SET PROBLEM: Work out the number of lines in the records that include the word "concentration"; reply with that number alone.

== MATERIAL FOR THIS EXERCISE

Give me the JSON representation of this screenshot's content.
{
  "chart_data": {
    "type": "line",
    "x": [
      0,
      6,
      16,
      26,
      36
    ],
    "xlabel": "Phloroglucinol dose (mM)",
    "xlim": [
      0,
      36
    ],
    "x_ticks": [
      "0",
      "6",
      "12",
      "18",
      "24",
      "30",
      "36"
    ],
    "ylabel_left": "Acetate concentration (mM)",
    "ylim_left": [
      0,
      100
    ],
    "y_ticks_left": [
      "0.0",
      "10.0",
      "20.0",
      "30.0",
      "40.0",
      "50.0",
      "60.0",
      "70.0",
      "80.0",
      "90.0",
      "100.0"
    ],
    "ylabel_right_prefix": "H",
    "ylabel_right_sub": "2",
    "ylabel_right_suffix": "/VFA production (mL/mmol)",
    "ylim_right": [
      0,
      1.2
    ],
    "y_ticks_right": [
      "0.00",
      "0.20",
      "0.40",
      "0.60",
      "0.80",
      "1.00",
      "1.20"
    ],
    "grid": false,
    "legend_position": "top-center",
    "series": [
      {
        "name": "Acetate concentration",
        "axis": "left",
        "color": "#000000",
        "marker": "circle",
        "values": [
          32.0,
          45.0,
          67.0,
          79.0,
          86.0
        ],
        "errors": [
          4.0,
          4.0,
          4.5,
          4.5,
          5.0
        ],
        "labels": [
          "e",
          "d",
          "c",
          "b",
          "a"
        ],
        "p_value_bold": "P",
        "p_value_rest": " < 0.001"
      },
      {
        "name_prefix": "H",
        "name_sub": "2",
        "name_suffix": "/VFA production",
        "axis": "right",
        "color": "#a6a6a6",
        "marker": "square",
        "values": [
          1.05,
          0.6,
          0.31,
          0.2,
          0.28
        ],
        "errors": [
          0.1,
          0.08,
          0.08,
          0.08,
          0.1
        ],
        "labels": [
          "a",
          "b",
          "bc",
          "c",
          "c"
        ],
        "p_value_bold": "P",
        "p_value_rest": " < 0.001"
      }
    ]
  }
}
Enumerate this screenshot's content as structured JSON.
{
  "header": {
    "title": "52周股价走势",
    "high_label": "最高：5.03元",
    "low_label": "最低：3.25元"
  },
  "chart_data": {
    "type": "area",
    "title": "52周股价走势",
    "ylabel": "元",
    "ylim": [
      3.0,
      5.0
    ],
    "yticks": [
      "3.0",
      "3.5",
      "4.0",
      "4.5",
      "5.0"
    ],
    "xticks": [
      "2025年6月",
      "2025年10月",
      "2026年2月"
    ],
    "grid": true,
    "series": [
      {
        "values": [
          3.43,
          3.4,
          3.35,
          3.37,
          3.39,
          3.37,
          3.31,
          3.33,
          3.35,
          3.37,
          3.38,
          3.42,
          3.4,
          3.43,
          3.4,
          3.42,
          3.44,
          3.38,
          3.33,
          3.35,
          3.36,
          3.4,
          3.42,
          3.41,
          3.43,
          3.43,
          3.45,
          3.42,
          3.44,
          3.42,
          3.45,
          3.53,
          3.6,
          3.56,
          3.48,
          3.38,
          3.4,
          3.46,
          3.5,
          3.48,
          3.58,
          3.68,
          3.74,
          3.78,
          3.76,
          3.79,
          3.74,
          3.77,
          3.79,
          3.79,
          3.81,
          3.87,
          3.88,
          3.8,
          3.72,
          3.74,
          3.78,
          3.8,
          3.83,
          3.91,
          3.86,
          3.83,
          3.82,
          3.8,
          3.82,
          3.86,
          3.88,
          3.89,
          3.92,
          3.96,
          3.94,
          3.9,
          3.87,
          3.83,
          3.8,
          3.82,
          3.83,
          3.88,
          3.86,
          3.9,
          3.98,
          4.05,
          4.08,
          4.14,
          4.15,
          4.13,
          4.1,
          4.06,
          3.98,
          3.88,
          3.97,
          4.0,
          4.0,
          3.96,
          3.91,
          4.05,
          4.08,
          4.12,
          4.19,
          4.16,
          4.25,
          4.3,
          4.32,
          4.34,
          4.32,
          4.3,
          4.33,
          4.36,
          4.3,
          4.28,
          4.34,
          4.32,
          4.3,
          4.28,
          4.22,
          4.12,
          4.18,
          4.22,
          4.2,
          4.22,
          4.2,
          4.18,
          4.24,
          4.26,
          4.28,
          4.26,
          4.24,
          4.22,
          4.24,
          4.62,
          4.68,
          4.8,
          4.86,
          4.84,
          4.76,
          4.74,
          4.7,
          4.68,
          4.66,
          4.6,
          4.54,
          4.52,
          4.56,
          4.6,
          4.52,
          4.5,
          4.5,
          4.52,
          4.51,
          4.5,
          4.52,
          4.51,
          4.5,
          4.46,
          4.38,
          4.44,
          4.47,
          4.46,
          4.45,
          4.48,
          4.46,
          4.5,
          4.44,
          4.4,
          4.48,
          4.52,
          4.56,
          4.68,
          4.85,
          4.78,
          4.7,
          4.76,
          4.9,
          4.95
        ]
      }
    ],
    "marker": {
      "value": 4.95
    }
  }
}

====

SOLUTION FOR THIS EXERCISE: 2